Auriscalpium is a genus of mushroom-forming fungi typifying the family Auriscalpiaceae.

== Etymology ==
Auriscalpium is a compound of the Latin, auris, "ear"; and scalpo, "I scratch", generally meaning ear pick. The term was originally applied as a specific epithet by Linnaeus in 1753, viz. Hydnum auriscalpium and changed in 1821 to vulgare when S.F. Gray recognized the cone-inhabiting fungus as a new genus, named after its type species, Auriscalpium vulgare. Tautonyms, such as "Auriscalpium auriscalpium" are illegitimate under the International Code of Botanical Nomenclature.

== Taxonomy ==
The genus includes the following species:

- A. andinum
- A. barbatum
- A. dissectum
- A. gilbertsonii
- A. luteolum
- A. umbella
- A. villipes
- A. vulgare

== Description ==
Members of this genus are characterized by in part by rough-walled, amyloid spores that are produced on pendant spines, hence it is considered to be a tooth fungus. The type species, A. vulgare, is a common, easily identified fungus in the Northern Hemisphere found fruiting exclusively on mature, fallen, often buried conifer cones. Its wiry, long hairy stipe is topped by an eccentrically placed, shaggy pileus bearing the pendant, flexible, spore-bearing spines. The entire fructification resembles and perhaps could be used as an ear pick (see etymology above). Other species in the genus do not occur on cones or lack the eccentric pileus on a long stalk. According to the Dictionary of the Fungi (10th edition, 2008), the genus contains eight widely distributed species.

(Provided records):

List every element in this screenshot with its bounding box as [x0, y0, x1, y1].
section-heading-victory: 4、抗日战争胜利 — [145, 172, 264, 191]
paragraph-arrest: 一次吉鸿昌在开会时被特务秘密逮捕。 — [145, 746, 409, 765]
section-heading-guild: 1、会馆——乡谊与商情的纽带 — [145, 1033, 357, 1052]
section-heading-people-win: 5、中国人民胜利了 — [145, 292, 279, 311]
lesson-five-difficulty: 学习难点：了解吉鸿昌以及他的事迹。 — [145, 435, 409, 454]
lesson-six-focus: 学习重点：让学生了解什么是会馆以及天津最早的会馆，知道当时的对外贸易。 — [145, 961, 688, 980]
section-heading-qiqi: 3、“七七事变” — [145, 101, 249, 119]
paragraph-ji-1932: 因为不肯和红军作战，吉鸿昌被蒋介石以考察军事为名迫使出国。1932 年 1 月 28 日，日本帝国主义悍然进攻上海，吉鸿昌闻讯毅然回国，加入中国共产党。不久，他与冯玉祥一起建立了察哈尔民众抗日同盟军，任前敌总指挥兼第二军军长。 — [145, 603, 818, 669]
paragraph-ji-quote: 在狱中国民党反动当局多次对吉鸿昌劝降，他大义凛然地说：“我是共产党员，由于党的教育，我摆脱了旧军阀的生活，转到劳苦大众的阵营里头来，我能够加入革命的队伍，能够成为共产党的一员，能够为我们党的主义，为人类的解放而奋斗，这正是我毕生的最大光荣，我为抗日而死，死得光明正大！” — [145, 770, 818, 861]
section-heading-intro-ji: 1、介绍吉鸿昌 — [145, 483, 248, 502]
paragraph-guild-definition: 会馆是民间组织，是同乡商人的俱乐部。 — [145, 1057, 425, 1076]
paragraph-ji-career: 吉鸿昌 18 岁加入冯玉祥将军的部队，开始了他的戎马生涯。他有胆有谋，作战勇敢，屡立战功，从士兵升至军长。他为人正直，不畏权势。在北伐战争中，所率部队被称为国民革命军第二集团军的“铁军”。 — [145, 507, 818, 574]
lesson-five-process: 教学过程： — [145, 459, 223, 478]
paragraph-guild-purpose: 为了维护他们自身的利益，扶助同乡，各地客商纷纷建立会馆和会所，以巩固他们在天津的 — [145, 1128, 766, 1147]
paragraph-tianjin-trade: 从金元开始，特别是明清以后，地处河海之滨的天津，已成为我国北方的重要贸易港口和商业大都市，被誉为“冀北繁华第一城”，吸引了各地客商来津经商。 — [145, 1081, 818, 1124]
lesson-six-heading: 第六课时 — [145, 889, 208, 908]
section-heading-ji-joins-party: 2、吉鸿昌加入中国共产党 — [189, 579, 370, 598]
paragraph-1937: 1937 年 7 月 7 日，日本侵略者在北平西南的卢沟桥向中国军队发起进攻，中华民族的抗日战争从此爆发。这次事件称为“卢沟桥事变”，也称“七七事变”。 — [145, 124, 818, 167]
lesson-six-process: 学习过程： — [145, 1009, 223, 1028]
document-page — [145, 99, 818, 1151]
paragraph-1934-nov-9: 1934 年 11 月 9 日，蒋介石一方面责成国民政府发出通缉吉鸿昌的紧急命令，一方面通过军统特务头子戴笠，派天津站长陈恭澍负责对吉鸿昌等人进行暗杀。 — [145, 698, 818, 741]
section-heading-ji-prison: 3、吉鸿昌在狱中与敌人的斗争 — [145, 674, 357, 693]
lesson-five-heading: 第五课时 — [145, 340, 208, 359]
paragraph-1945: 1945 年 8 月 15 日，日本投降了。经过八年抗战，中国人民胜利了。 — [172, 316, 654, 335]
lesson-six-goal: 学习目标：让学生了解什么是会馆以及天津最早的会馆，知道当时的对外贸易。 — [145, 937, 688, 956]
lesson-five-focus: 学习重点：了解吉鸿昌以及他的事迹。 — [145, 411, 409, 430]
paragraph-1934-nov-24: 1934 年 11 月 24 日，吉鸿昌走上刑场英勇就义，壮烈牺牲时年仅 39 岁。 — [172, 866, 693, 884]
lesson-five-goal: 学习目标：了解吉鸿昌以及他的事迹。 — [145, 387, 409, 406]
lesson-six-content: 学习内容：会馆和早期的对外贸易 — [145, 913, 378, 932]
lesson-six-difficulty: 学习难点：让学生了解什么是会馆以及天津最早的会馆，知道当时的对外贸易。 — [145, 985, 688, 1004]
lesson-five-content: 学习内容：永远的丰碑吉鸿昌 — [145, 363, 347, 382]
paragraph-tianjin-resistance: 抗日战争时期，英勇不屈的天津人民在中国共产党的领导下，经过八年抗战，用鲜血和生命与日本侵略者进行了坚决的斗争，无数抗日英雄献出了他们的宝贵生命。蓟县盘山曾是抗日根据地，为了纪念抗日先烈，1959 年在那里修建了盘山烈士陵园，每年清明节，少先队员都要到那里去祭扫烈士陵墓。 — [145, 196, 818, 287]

(Apply what you read):
A: According to the reading on Auriscalpium, on what does the type species A. vulgare fruit?
B: Echo the stretch of the reading on Auriscalpium from "- A. andinum" through "widely distributed species.".
The records come from a different source than the reading on Auriscalpium.

(Solved tasks):
A: It fruits exclusively on mature, fallen, often buried conifer cones.

B:
- A. andinum
- A. barbatum
- A. dissectum
- A. gilbertsonii
- A. luteolum
- A. umbella
- A. villipes
- A. vulgare

== Description ==
Members of this genus are characterized by in part by rough-walled, amyloid spores that are produced on pendant spines, hence it is considered to be a tooth fungus. The type species, A. vulgare, is a common, easily identified fungus in the Northern Hemisphere found fruiting exclusively on mature, fallen, often buried conifer cones. Its wiry, long hairy stipe is topped by an eccentrically placed, shaggy pileus bearing the pendant, flexible, spore-bearing spines. The entire fructification resembles and perhaps could be used as an ear pick (see etymology above). Other species in the genus do not occur on cones or lack the eccentric pileus on a long stalk. According to the Dictionary of the Fungi (10th edition, 2008), the genus contains eight widely distributed species.